Write out, precisely and in full, each line of the material.

_SUPPLIED INFORMATION_
## BEGIN

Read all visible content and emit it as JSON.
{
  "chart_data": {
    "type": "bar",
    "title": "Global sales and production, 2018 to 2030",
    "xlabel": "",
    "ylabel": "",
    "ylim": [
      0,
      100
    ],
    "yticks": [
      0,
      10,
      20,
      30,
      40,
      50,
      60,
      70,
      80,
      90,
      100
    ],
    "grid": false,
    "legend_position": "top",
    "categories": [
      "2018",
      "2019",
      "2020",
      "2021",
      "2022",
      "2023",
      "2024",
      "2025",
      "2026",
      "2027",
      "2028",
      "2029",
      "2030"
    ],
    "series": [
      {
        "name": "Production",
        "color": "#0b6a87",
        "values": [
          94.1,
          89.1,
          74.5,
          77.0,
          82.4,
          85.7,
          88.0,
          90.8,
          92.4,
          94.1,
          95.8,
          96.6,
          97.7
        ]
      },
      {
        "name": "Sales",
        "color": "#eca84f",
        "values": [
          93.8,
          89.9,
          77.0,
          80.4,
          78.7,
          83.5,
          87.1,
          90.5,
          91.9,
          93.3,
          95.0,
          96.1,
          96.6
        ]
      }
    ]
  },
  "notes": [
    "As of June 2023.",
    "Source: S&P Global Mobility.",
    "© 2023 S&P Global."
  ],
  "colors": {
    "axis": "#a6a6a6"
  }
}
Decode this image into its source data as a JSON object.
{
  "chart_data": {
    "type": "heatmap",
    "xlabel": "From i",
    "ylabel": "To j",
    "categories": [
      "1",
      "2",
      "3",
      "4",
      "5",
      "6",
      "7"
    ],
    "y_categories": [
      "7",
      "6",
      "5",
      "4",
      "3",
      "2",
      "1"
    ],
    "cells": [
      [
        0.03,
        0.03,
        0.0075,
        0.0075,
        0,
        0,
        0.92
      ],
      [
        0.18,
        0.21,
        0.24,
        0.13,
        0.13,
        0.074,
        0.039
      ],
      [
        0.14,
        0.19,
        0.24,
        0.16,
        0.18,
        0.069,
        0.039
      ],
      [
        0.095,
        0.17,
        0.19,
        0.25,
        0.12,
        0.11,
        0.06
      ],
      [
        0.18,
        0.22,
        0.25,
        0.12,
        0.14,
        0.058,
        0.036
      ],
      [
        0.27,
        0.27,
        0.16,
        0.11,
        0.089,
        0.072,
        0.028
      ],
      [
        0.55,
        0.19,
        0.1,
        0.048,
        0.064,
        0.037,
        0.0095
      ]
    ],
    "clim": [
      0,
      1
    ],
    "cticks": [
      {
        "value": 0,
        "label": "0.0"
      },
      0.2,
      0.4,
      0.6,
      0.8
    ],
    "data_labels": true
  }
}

## END

_COMPLETED EXERCISE_
Read all visible content and emit it as JSON.
{
  "chart_data": {
    "type": "bar",
    "title": "Global sales and production, 2018 to 2030",
    "xlabel": "",
    "ylabel": "",
    "ylim": [
      0,
      100
    ],
    "yticks": [
      0,
      10,
      20,
      30,
      40,
      50,
      60,
      70,
      80,
      90,
      100
    ],
    "grid": false,
    "legend_position": "top",
    "categories": [
      "2018",
      "2019",
      "2020",
      "2021",
      "2022",
      "2023",
      "2024",
      "2025",
      "2026",
      "2027",
      "2028",
      "2029",
      "2030"
    ],
    "series": [
      {
        "name": "Production",
        "color": "#0b6a87",
        "values": [
          94.1,
          89.1,
          74.5,
          77.0,
          82.4,
          85.7,
          88.0,
          90.8,
          92.4,
          94.1,
          95.8,
          96.6,
          97.7
        ]
      },
      {
        "name": "Sales",
        "color": "#eca84f",
        "values": [
          93.8,
          89.9,
          77.0,
          80.4,
          78.7,
          83.5,
          87.1,
          90.5,
          91.9,
          93.3,
          95.0,
          96.1,
          96.6
        ]
      }
    ]
  },
  "notes": [
    "As of June 2023.",
    "Source: S&P Global Mobility.",
    "© 2023 S&P Global."
  ],
  "colors": {
    "axis": "#a6a6a6"
  }
}
Decode this image into its source data as a JSON object.
{
  "chart_data": {
    "type": "heatmap",
    "xlabel": "From i",
    "ylabel": "To j",
    "categories": [
      "1",
      "2",
      "3",
      "4",
      "5",
      "6",
      "7"
    ],
    "y_categories": [
      "7",
      "6",
      "5",
      "4",
      "3",
      "2",
      "1"
    ],
    "cells": [
      [
        0.03,
        0.03,
        0.0075,
        0.0075,
        0,
        0,
        0.92
      ],
      [
        0.18,
        0.21,
        0.24,
        0.13,
        0.13,
        0.074,
        0.039
      ],
      [
        0.14,
        0.19,
        0.24,
        0.16,
        0.18,
        0.069,
        0.039
      ],
      [
        0.095,
        0.17,
        0.19,
        0.25,
        0.12,
        0.11,
        0.06
      ],
      [
        0.18,
        0.22,
        0.25,
        0.12,
        0.14,
        0.058,
        0.036
      ],
      [
        0.27,
        0.27,
        0.16,
        0.11,
        0.089,
        0.072,
        0.028
      ],
      [
        0.55,
        0.19,
        0.1,
        0.048,
        0.064,
        0.037,
        0.0095
      ]
    ],
    "clim": [
      0,
      1
    ],
    "cticks": [
      {
        "value": 0,
        "label": "0.0"
      },
      0.2,
      0.4,
      0.6,
      0.8
    ],
    "data_labels": true
  }
}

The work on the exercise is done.